* DATA FOR PROCESSING
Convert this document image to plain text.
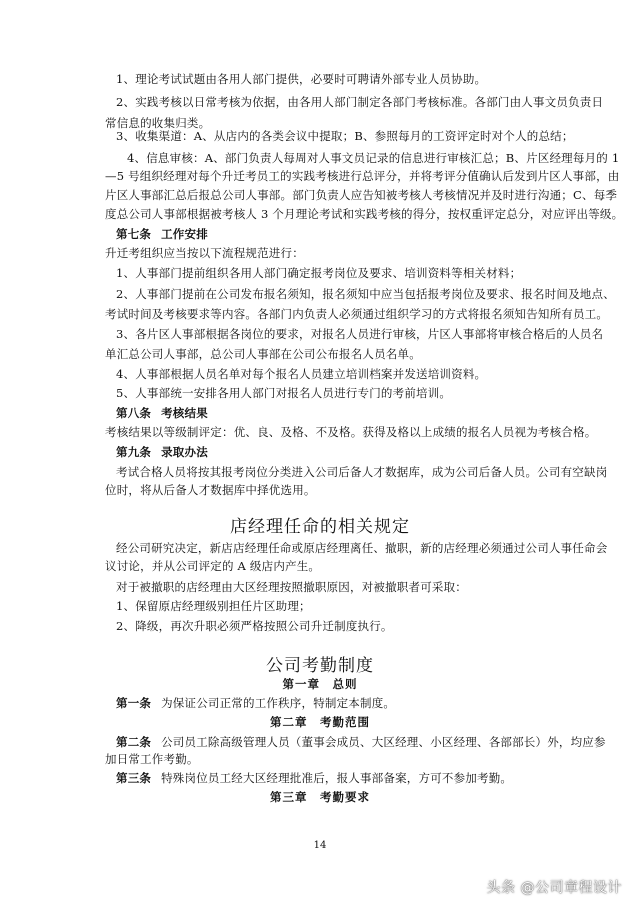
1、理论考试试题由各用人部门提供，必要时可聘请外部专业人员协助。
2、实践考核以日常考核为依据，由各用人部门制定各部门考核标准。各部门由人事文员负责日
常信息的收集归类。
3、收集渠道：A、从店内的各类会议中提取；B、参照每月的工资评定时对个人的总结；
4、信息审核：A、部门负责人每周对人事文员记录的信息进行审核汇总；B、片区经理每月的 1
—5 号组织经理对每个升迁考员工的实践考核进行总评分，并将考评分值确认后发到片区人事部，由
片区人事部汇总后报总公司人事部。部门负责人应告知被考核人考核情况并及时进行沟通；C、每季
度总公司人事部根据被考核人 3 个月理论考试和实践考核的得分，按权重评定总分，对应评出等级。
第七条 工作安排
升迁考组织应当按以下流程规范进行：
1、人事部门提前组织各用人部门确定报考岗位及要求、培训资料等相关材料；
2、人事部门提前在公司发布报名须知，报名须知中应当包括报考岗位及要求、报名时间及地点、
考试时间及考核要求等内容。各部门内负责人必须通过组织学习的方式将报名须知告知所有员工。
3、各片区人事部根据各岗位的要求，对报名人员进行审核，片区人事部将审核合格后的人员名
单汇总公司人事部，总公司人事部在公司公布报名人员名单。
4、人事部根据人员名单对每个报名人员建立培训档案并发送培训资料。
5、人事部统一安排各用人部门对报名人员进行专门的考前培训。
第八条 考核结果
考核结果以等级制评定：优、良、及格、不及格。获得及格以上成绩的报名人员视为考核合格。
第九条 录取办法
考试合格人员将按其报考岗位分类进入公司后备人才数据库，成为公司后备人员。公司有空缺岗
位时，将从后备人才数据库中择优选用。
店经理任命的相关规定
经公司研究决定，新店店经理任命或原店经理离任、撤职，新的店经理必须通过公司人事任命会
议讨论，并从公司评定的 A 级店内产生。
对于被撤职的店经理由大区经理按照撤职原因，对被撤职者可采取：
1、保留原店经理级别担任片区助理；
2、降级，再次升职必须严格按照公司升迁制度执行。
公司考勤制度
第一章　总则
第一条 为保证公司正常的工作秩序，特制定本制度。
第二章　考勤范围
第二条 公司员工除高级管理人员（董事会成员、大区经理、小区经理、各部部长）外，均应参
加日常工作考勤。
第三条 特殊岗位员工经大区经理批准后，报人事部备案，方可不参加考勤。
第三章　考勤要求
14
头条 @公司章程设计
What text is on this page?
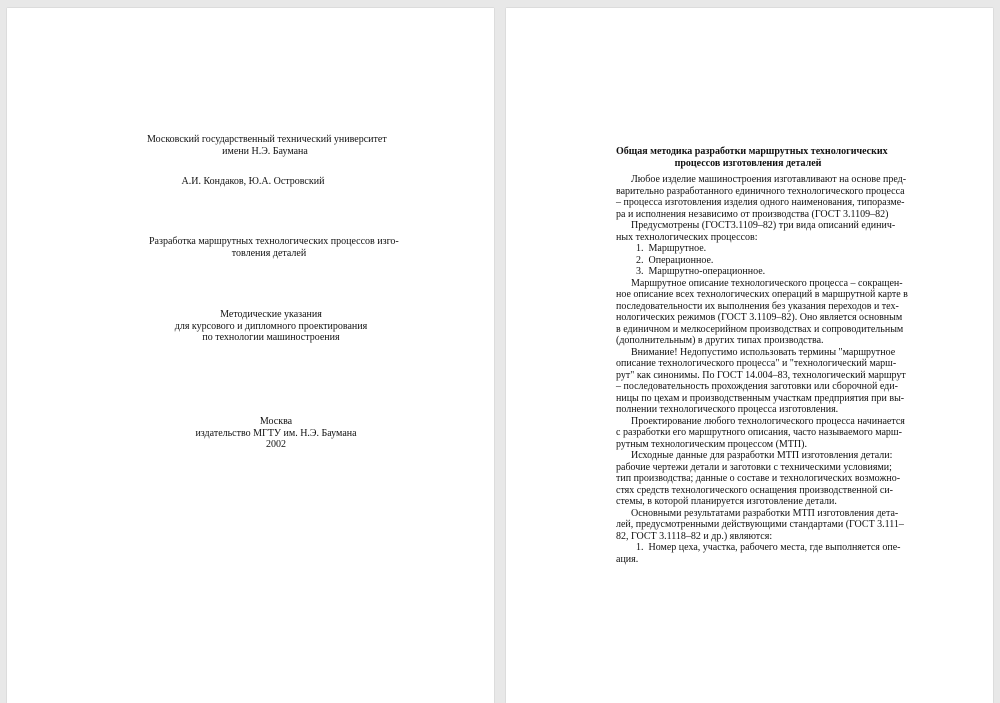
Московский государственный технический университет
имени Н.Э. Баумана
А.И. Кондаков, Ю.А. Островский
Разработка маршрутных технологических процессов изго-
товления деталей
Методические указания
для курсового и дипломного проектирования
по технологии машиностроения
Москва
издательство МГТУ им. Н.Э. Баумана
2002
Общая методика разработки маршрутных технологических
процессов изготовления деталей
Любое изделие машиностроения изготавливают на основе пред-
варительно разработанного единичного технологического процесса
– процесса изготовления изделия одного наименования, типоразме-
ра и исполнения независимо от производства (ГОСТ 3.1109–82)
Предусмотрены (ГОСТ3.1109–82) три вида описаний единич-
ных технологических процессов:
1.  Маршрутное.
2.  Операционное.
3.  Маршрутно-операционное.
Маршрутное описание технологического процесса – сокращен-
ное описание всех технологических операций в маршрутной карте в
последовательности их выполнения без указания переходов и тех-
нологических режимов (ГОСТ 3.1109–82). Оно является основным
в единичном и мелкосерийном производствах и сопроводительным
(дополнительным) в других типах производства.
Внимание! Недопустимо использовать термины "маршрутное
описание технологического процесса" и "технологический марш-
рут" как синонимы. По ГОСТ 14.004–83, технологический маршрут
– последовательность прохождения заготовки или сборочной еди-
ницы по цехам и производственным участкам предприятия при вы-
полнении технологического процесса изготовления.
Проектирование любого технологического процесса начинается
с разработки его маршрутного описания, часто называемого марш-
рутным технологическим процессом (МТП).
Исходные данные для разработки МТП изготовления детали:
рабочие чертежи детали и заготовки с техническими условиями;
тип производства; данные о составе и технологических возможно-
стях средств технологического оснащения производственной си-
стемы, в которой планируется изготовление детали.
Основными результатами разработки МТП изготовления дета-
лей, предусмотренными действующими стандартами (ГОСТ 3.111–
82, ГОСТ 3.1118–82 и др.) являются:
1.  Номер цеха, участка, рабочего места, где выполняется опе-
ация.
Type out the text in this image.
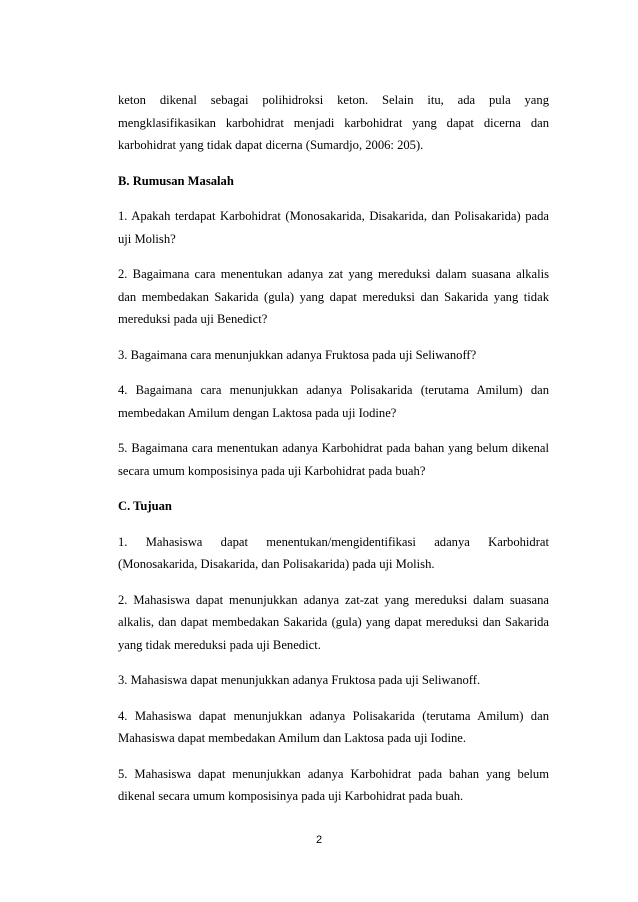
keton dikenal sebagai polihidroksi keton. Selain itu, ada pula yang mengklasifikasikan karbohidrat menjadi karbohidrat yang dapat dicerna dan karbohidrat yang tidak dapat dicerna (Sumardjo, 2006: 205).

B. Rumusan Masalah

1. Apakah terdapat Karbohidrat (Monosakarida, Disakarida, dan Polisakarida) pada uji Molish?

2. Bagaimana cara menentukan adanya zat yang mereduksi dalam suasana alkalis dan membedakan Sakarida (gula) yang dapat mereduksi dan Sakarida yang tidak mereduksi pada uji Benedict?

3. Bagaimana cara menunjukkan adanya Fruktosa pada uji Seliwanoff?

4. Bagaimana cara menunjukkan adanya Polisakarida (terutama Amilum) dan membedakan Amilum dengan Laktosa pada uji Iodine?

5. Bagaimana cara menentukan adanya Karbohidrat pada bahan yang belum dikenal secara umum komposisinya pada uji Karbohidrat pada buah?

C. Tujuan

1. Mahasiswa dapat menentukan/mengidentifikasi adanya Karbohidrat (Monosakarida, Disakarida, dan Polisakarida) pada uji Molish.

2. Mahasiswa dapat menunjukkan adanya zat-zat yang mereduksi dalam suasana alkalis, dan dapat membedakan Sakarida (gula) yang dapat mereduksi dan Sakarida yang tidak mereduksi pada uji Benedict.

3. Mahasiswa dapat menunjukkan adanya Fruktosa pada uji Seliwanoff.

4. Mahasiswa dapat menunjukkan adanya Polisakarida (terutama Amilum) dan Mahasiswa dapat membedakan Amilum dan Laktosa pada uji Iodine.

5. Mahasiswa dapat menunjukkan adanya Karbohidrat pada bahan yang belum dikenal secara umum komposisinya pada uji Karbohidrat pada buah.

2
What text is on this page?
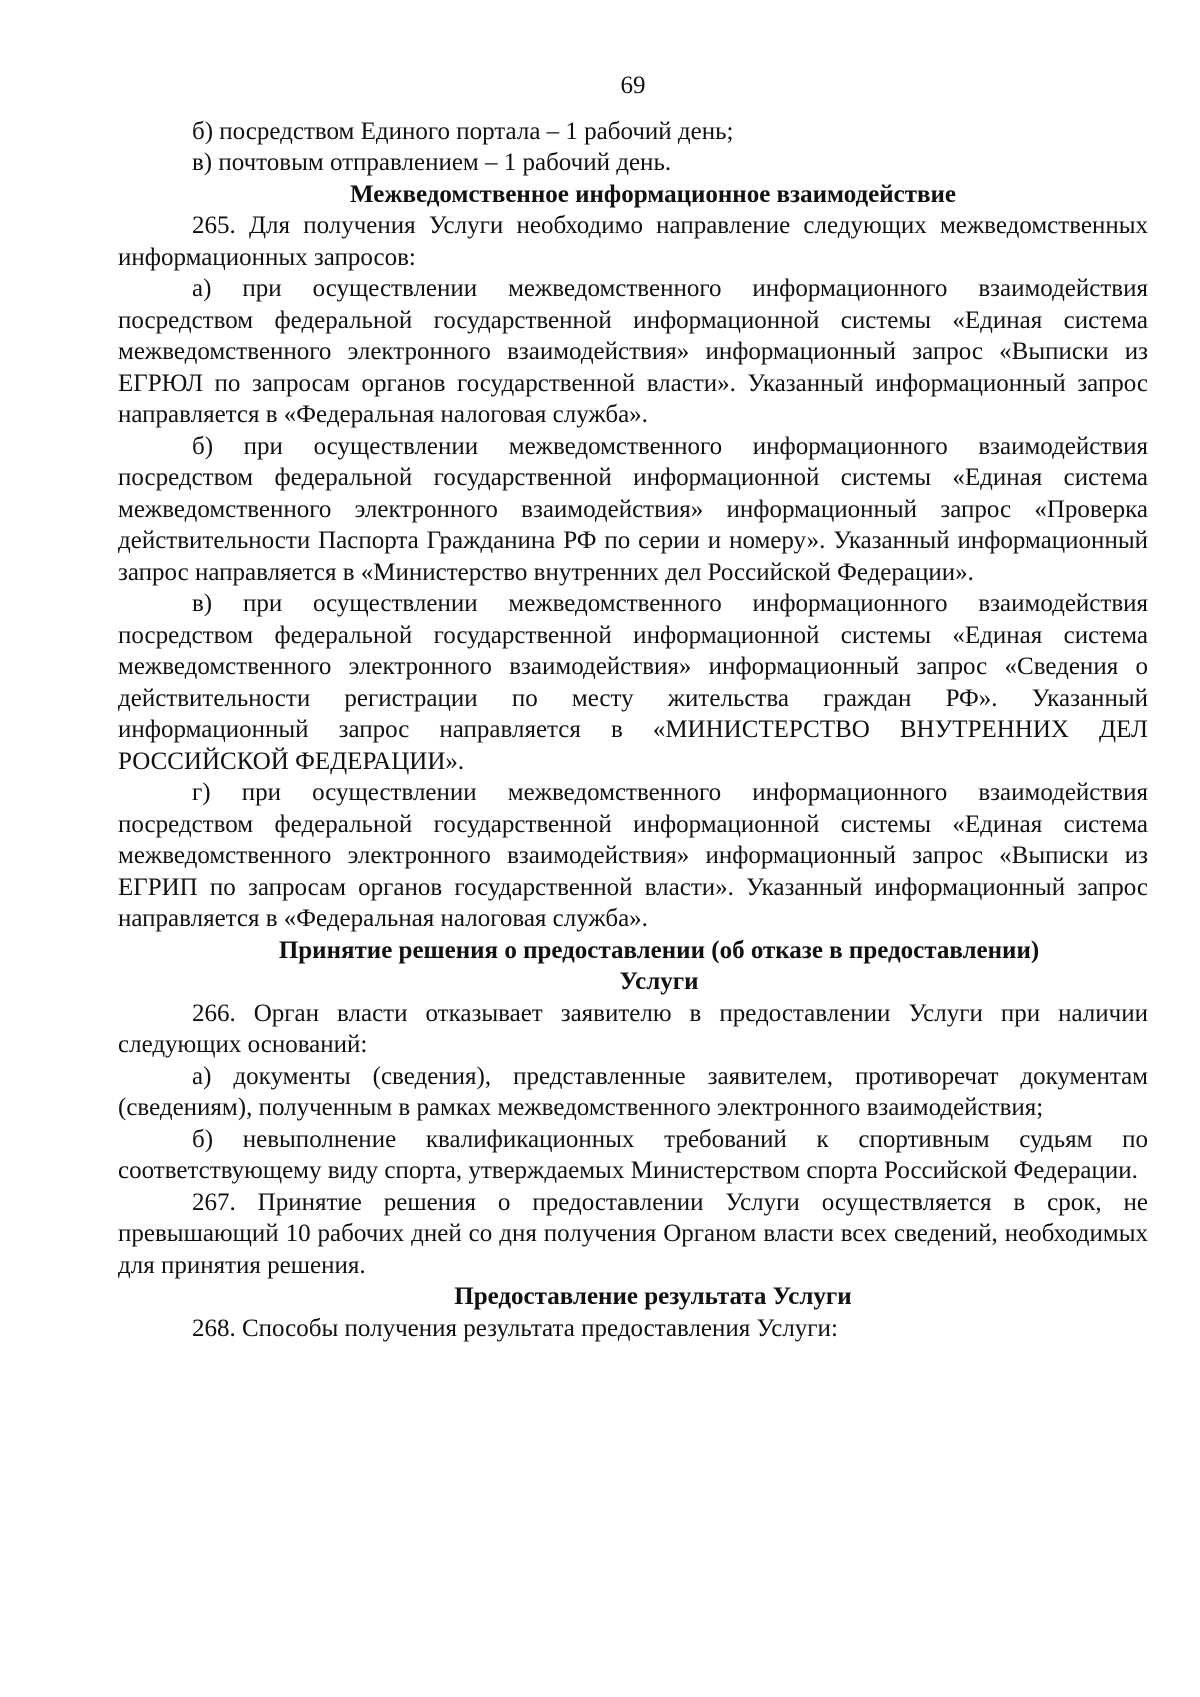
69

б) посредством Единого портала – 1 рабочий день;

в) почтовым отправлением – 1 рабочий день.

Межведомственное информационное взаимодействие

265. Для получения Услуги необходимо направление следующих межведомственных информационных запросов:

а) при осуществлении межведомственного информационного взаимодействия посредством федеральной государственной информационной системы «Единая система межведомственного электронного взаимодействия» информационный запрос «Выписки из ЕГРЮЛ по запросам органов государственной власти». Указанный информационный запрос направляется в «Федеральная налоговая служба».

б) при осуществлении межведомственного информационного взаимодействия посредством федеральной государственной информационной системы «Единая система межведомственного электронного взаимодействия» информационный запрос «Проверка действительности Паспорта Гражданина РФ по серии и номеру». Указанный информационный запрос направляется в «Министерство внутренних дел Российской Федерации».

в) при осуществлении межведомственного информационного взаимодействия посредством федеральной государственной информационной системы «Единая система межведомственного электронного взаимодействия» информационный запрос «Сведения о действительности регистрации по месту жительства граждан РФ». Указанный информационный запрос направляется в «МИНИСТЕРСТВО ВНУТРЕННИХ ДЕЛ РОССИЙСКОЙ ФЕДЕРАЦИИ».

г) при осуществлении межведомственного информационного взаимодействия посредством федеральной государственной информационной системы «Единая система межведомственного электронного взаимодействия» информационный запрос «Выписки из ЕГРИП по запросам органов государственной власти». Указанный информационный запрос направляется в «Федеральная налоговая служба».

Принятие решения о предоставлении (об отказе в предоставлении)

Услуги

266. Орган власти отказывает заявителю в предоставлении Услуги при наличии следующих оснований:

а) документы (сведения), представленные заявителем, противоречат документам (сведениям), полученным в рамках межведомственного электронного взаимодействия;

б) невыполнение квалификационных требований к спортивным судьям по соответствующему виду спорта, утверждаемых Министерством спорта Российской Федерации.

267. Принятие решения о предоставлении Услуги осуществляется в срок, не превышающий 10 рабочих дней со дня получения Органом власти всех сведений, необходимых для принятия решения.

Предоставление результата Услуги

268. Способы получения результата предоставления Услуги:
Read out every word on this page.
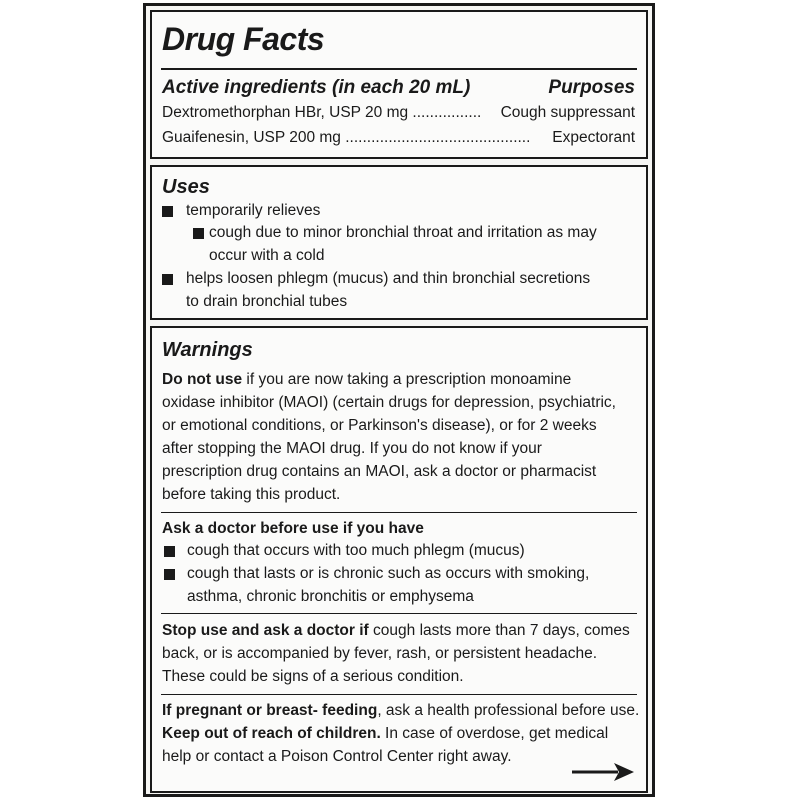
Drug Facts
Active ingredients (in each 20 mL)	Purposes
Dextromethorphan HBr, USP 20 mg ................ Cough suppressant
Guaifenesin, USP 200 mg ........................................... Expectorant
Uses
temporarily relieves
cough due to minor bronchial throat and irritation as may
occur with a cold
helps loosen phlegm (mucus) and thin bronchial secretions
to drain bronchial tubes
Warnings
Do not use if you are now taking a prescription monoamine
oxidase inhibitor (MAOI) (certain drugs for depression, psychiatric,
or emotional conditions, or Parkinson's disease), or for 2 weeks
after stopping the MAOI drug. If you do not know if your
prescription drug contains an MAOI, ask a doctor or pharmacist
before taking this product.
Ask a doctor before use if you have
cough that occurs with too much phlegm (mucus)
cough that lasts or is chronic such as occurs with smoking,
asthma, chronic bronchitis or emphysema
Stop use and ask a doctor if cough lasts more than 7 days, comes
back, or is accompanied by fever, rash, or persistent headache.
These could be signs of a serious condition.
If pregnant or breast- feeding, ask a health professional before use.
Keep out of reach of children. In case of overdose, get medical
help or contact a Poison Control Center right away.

* PROBLEM STATEMENT
Pull out the lines above in which the word "следующих" appears.

* TASK ANSWER
265. Для получения Услуги необходимо направление следующих межведомственных информационных запросов:
266. Орган власти отказывает заявителю в предоставлении Услуги при наличии следующих оснований:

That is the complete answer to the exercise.